Given problem: The records below are to be repeated in full, exactly as they are.

---

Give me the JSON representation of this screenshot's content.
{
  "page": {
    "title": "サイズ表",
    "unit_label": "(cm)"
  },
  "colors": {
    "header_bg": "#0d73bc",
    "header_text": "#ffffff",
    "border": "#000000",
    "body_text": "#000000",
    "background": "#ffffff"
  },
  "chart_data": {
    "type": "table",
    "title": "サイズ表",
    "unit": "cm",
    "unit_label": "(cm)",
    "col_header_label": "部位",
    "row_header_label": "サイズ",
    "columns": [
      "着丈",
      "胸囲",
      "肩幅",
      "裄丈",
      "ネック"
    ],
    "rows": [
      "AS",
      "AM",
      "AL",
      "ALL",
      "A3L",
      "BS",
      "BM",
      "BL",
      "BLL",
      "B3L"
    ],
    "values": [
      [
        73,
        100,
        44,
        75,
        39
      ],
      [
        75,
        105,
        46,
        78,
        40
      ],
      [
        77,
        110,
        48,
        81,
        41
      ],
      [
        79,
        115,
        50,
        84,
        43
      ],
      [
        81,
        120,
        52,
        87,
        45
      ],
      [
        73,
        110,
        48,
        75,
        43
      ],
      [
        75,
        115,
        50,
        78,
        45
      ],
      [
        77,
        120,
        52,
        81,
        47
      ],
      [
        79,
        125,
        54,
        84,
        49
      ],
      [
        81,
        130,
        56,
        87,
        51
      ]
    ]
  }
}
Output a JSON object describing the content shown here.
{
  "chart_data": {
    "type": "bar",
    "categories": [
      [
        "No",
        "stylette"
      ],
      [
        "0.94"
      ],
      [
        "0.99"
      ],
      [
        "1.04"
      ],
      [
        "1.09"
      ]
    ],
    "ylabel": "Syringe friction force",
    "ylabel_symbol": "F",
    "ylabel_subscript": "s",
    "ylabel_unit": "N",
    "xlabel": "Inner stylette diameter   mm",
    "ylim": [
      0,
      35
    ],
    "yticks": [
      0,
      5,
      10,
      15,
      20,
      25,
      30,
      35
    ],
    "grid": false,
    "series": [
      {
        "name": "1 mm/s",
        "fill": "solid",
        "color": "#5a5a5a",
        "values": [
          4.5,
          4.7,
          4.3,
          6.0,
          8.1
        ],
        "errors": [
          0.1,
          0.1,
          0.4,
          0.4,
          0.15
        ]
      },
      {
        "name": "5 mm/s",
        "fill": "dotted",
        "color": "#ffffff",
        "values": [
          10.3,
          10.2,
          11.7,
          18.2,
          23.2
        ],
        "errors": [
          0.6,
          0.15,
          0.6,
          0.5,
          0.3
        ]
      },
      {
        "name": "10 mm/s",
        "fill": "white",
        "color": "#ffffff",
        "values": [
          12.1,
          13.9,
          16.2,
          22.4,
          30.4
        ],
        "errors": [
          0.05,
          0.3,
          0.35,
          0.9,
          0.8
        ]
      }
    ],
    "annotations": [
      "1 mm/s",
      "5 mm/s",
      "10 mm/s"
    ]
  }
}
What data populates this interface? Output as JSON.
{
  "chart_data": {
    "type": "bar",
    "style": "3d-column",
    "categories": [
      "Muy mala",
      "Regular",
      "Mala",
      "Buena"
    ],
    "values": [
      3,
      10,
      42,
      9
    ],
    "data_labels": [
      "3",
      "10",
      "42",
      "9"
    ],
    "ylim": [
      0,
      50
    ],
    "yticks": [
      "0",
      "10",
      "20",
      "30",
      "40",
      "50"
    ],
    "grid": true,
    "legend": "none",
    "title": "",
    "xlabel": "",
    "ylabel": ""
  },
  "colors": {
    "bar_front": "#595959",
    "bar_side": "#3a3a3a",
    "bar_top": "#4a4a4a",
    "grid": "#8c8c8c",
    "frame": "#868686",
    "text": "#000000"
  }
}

---

Task answer:
Give me the JSON representation of this screenshot's content.
{
  "page": {
    "title": "サイズ表",
    "unit_label": "(cm)"
  },
  "colors": {
    "header_bg": "#0d73bc",
    "header_text": "#ffffff",
    "border": "#000000",
    "body_text": "#000000",
    "background": "#ffffff"
  },
  "chart_data": {
    "type": "table",
    "title": "サイズ表",
    "unit": "cm",
    "unit_label": "(cm)",
    "col_header_label": "部位",
    "row_header_label": "サイズ",
    "columns": [
      "着丈",
      "胸囲",
      "肩幅",
      "裄丈",
      "ネック"
    ],
    "rows": [
      "AS",
      "AM",
      "AL",
      "ALL",
      "A3L",
      "BS",
      "BM",
      "BL",
      "BLL",
      "B3L"
    ],
    "values": [
      [
        73,
        100,
        44,
        75,
        39
      ],
      [
        75,
        105,
        46,
        78,
        40
      ],
      [
        77,
        110,
        48,
        81,
        41
      ],
      [
        79,
        115,
        50,
        84,
        43
      ],
      [
        81,
        120,
        52,
        87,
        45
      ],
      [
        73,
        110,
        48,
        75,
        43
      ],
      [
        75,
        115,
        50,
        78,
        45
      ],
      [
        77,
        120,
        52,
        81,
        47
      ],
      [
        79,
        125,
        54,
        84,
        49
      ],
      [
        81,
        130,
        56,
        87,
        51
      ]
    ]
  }
}
Output a JSON object describing the content shown here.
{
  "chart_data": {
    "type": "bar",
    "categories": [
      [
        "No",
        "stylette"
      ],
      [
        "0.94"
      ],
      [
        "0.99"
      ],
      [
        "1.04"
      ],
      [
        "1.09"
      ]
    ],
    "ylabel": "Syringe friction force",
    "ylabel_symbol": "F",
    "ylabel_subscript": "s",
    "ylabel_unit": "N",
    "xlabel": "Inner stylette diameter   mm",
    "ylim": [
      0,
      35
    ],
    "yticks": [
      0,
      5,
      10,
      15,
      20,
      25,
      30,
      35
    ],
    "grid": false,
    "series": [
      {
        "name": "1 mm/s",
        "fill": "solid",
        "color": "#5a5a5a",
        "values": [
          4.5,
          4.7,
          4.3,
          6.0,
          8.1
        ],
        "errors": [
          0.1,
          0.1,
          0.4,
          0.4,
          0.15
        ]
      },
      {
        "name": "5 mm/s",
        "fill": "dotted",
        "color": "#ffffff",
        "values": [
          10.3,
          10.2,
          11.7,
          18.2,
          23.2
        ],
        "errors": [
          0.6,
          0.15,
          0.6,
          0.5,
          0.3
        ]
      },
      {
        "name": "10 mm/s",
        "fill": "white",
        "color": "#ffffff",
        "values": [
          12.1,
          13.9,
          16.2,
          22.4,
          30.4
        ],
        "errors": [
          0.05,
          0.3,
          0.35,
          0.9,
          0.8
        ]
      }
    ],
    "annotations": [
      "1 mm/s",
      "5 mm/s",
      "10 mm/s"
    ]
  }
}
What data populates this interface? Output as JSON.
{
  "chart_data": {
    "type": "bar",
    "style": "3d-column",
    "categories": [
      "Muy mala",
      "Regular",
      "Mala",
      "Buena"
    ],
    "values": [
      3,
      10,
      42,
      9
    ],
    "data_labels": [
      "3",
      "10",
      "42",
      "9"
    ],
    "ylim": [
      0,
      50
    ],
    "yticks": [
      "0",
      "10",
      "20",
      "30",
      "40",
      "50"
    ],
    "grid": true,
    "legend": "none",
    "title": "",
    "xlabel": "",
    "ylabel": ""
  },
  "colors": {
    "bar_front": "#595959",
    "bar_side": "#3a3a3a",
    "bar_top": "#4a4a4a",
    "grid": "#8c8c8c",
    "frame": "#868686",
    "text": "#000000"
  }
}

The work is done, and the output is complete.